Work request => Please filter the entries and return only the lines that include "triangle".

BEGIN Provided material

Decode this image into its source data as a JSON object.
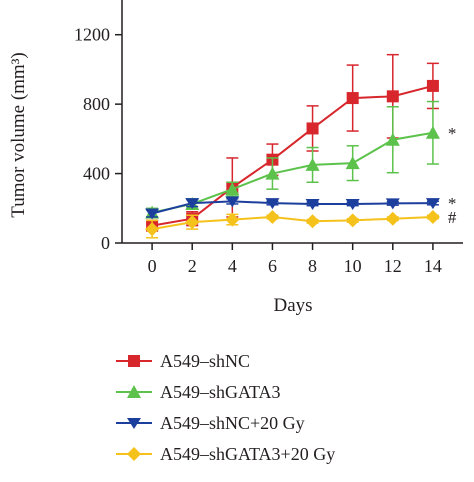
{
  "chart_data": {
    "type": "line",
    "xlabel": "Days",
    "ylabel": "Tumor volume (mm³)",
    "x": [
      0,
      2,
      4,
      6,
      8,
      10,
      12,
      14
    ],
    "x_ticks": [
      "0",
      "2",
      "4",
      "6",
      "8",
      "10",
      "12",
      "14"
    ],
    "y_ticks": [
      "0",
      "400",
      "800",
      "1200"
    ],
    "xlim": [
      -1.5,
      15.5
    ],
    "ylim": [
      0,
      1400
    ],
    "legend_position": "bottom",
    "series": [
      {
        "name": "A549–shNC",
        "color": "#d7262c",
        "marker": "square",
        "values": [
          100,
          140,
          320,
          480,
          660,
          835,
          845,
          905
        ],
        "errors": [
          30,
          40,
          170,
          90,
          130,
          190,
          240,
          130
        ]
      },
      {
        "name": "A549–shGATA3",
        "color": "#5cc24b",
        "marker": "triangle-up",
        "values": [
          175,
          225,
          310,
          400,
          450,
          460,
          595,
          635
        ],
        "errors": [
          25,
          30,
          40,
          90,
          100,
          100,
          190,
          180
        ]
      },
      {
        "name": "A549–shNC+20 Gy",
        "color": "#1c3f9e",
        "marker": "triangle-down",
        "values": [
          170,
          230,
          240,
          230,
          225,
          225,
          228,
          230
        ],
        "errors": [
          20,
          20,
          15,
          10,
          10,
          10,
          10,
          10
        ]
      },
      {
        "name": "A549–shGATA3+20 Gy",
        "color": "#f5c21c",
        "marker": "diamond",
        "values": [
          80,
          120,
          135,
          150,
          125,
          130,
          140,
          150
        ],
        "errors": [
          50,
          40,
          30,
          10,
          10,
          10,
          10,
          10
        ]
      }
    ],
    "annotations": [
      {
        "text": "*",
        "series": 1
      },
      {
        "text": "*",
        "series": 2
      },
      {
        "text": "#",
        "series": 3
      }
    ]
  }
}
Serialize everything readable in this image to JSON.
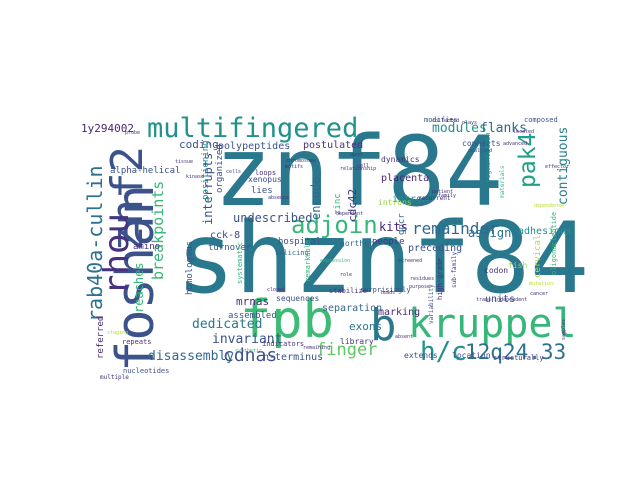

END Provided material

Answer section =>
        "marker": "triangle-up",
        "marker": "triangle-down",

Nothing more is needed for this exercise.